→ Given exercise: Search the listing below for the string "Commodity" and copy every line where it occurs.
————————
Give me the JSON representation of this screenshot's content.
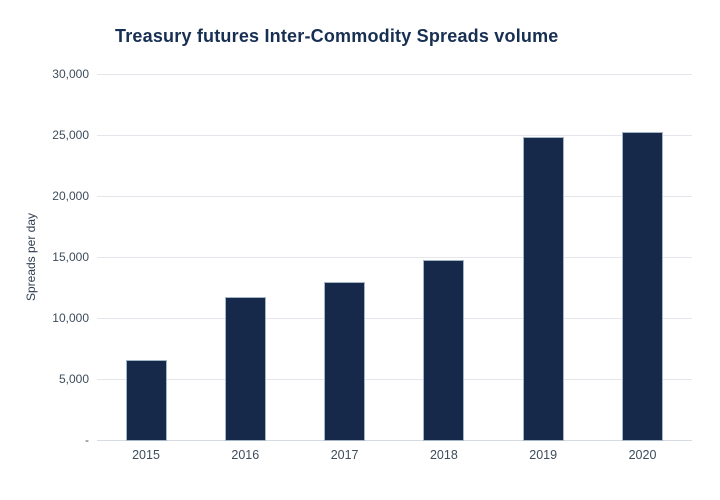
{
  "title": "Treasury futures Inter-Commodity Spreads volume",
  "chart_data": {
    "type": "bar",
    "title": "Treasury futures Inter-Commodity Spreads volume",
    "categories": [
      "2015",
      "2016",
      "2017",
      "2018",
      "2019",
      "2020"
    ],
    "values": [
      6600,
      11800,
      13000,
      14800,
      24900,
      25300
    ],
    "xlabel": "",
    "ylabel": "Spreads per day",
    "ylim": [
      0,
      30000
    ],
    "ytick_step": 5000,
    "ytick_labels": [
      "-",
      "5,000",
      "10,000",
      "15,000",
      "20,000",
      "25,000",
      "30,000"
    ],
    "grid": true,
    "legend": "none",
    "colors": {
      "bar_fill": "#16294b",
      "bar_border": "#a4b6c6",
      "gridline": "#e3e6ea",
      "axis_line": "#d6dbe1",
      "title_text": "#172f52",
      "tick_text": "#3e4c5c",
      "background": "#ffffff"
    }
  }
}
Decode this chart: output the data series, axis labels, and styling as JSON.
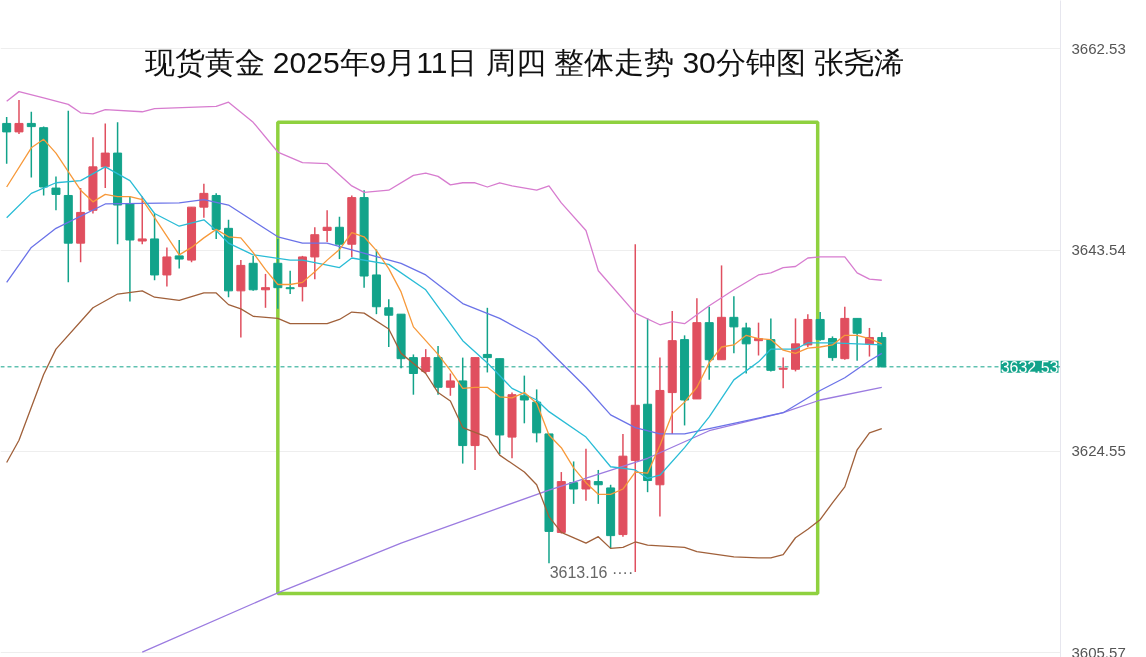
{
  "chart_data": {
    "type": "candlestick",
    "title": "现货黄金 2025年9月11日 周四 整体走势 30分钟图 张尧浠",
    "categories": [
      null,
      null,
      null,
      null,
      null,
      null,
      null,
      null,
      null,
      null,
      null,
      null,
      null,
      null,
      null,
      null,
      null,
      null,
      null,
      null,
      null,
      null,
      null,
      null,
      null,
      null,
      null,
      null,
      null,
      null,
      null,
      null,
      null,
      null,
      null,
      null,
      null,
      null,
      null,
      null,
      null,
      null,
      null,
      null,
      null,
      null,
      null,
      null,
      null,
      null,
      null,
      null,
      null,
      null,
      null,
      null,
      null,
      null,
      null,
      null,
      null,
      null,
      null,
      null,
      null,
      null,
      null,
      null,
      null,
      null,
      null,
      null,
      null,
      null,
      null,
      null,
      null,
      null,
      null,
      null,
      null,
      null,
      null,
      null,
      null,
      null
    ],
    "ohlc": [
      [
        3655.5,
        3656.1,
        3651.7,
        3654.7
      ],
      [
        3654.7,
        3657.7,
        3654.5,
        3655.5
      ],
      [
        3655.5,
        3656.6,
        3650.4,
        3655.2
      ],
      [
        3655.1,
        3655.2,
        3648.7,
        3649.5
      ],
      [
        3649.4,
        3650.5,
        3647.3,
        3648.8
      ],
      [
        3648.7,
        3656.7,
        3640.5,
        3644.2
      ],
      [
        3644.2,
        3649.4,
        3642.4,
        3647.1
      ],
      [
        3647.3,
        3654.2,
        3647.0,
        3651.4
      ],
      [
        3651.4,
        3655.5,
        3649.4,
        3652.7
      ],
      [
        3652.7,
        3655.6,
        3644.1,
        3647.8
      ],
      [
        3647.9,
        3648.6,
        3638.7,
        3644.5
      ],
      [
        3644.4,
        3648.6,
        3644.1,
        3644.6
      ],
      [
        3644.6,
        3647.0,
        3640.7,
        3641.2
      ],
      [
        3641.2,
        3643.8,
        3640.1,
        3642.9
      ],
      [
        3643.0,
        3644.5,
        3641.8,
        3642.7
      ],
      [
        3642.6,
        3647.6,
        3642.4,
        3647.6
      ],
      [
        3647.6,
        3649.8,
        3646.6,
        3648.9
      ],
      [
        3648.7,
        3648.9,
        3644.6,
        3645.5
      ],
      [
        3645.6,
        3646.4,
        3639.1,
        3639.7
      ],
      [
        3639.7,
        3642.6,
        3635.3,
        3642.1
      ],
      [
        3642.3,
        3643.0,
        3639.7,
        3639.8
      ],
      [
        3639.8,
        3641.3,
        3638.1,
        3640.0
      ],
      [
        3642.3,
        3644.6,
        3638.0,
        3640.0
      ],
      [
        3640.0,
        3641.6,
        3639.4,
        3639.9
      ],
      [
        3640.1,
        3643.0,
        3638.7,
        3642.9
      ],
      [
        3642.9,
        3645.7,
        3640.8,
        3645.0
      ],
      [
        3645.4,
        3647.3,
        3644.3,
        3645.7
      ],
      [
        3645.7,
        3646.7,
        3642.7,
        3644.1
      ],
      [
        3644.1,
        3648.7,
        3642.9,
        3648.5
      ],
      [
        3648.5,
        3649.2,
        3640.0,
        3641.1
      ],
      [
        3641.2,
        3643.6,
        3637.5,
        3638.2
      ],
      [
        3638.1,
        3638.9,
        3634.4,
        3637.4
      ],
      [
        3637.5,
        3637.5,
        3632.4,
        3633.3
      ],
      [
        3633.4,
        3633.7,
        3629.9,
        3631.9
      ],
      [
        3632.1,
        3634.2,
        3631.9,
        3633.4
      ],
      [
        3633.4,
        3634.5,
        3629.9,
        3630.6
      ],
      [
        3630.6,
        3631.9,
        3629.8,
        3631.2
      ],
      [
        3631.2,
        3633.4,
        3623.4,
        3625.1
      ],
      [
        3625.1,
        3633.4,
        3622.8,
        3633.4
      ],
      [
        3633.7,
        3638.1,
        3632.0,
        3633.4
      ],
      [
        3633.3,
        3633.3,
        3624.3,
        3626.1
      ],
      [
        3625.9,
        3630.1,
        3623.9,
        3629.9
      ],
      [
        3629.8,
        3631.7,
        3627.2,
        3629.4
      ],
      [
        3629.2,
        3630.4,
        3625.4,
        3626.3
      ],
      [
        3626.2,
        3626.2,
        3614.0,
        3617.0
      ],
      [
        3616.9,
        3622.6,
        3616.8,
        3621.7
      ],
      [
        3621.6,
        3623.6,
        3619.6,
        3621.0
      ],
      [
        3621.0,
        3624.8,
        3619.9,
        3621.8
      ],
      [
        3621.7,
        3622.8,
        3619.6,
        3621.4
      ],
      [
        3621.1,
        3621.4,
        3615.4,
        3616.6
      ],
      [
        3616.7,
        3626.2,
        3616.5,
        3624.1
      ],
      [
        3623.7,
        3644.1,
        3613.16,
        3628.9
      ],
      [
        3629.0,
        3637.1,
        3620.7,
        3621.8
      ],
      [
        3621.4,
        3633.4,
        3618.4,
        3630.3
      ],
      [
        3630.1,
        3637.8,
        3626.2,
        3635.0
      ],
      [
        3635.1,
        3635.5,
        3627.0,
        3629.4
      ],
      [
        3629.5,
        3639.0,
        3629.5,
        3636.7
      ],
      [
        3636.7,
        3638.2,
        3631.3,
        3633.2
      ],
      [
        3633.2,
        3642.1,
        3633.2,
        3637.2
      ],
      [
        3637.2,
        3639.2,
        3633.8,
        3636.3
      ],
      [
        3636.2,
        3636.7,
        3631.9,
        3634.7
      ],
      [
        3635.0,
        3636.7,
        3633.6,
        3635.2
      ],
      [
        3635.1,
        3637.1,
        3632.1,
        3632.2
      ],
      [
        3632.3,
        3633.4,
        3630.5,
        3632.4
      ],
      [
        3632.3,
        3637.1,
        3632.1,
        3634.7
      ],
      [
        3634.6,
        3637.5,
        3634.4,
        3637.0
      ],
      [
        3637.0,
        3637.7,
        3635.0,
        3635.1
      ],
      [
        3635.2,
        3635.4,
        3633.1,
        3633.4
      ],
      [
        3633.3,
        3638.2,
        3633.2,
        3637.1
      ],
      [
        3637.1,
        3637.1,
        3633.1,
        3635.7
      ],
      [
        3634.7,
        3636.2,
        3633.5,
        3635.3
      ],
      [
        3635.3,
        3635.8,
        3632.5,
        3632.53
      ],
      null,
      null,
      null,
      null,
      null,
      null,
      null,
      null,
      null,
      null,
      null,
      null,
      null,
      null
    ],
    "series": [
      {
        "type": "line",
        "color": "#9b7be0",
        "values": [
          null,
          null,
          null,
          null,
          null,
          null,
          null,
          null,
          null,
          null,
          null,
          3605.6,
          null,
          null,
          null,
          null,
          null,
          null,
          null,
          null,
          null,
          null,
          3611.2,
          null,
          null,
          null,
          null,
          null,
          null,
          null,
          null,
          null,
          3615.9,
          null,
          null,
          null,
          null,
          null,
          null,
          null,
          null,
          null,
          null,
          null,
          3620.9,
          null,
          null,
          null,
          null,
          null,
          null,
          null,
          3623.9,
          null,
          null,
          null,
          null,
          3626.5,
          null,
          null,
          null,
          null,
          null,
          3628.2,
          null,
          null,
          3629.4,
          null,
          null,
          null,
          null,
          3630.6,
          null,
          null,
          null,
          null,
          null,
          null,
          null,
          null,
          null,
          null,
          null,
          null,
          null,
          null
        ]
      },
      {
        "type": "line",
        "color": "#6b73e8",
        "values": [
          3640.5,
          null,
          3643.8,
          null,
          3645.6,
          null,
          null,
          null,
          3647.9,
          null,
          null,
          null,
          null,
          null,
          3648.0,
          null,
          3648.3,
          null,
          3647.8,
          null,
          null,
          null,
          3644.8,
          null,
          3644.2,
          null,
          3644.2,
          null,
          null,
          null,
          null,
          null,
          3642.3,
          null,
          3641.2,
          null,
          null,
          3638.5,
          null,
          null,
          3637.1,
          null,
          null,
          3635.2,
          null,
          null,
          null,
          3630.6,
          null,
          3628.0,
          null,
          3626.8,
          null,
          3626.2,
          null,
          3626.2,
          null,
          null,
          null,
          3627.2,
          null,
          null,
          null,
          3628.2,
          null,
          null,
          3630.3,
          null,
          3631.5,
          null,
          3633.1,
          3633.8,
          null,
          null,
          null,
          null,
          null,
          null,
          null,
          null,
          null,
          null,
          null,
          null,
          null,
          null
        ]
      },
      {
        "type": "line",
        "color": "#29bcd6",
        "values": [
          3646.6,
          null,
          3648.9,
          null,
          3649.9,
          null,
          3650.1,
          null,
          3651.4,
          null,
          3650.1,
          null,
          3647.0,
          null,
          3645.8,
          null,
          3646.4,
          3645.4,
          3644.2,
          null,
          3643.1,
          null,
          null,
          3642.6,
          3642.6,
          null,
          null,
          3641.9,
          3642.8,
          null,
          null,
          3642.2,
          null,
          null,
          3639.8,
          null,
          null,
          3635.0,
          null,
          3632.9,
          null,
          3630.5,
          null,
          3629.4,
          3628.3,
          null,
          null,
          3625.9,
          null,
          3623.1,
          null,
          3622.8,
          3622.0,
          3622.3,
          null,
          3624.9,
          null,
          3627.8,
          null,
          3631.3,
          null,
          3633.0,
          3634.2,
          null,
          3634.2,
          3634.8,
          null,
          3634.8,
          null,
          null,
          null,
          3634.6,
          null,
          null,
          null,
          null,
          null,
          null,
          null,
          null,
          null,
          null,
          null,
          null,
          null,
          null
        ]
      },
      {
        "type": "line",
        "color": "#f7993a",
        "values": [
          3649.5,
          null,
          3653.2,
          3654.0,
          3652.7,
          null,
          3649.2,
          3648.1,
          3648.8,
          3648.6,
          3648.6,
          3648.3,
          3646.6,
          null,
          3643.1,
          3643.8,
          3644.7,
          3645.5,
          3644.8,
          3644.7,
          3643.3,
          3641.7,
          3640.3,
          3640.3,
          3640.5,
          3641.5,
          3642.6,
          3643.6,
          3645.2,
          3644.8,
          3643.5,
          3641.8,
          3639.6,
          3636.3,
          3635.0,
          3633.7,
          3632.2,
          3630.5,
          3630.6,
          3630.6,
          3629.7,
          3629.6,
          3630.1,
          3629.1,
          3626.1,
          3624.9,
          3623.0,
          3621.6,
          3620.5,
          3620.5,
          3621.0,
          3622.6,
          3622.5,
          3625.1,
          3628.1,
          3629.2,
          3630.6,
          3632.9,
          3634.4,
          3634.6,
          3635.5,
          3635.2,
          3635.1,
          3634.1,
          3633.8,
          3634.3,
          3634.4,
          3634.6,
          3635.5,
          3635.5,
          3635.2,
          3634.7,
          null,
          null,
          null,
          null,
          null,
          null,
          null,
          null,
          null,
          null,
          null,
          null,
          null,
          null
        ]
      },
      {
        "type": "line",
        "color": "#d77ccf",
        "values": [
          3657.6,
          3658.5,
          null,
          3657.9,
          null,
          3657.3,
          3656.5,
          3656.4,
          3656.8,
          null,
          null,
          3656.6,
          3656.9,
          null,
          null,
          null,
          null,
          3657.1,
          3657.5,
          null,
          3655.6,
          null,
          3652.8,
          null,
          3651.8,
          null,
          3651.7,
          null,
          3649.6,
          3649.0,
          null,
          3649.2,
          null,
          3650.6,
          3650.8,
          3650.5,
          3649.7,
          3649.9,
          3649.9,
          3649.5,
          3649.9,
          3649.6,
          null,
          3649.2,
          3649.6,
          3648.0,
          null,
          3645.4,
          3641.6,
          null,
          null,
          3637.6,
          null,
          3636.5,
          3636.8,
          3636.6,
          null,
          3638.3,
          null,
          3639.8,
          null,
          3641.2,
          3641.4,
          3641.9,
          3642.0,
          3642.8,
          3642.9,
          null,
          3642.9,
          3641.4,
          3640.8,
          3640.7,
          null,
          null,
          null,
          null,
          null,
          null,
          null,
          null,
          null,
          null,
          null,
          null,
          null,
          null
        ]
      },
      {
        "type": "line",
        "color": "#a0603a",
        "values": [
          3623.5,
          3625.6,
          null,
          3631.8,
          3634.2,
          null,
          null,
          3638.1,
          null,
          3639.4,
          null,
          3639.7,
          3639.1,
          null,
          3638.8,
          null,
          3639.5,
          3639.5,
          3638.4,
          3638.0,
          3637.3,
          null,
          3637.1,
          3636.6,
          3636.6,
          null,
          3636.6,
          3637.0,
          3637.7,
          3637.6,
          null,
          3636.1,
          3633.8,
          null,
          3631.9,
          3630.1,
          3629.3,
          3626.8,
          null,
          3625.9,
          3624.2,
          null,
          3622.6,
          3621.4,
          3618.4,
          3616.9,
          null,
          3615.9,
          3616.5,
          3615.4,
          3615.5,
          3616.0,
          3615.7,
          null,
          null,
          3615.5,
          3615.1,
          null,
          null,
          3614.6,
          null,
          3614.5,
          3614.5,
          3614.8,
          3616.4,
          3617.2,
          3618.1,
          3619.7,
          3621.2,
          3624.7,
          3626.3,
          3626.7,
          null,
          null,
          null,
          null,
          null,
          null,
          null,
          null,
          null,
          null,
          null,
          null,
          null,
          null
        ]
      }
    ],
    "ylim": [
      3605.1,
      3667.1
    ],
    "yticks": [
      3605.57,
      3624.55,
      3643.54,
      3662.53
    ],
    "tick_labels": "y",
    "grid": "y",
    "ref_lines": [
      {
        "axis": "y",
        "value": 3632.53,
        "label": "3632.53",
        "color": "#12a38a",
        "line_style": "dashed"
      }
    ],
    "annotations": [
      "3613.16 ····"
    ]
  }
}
————————
→ Completed task:
  "title": "Treasury futures Inter-Commodity Spreads volume",
    "title": "Treasury futures Inter-Commodity Spreads volume",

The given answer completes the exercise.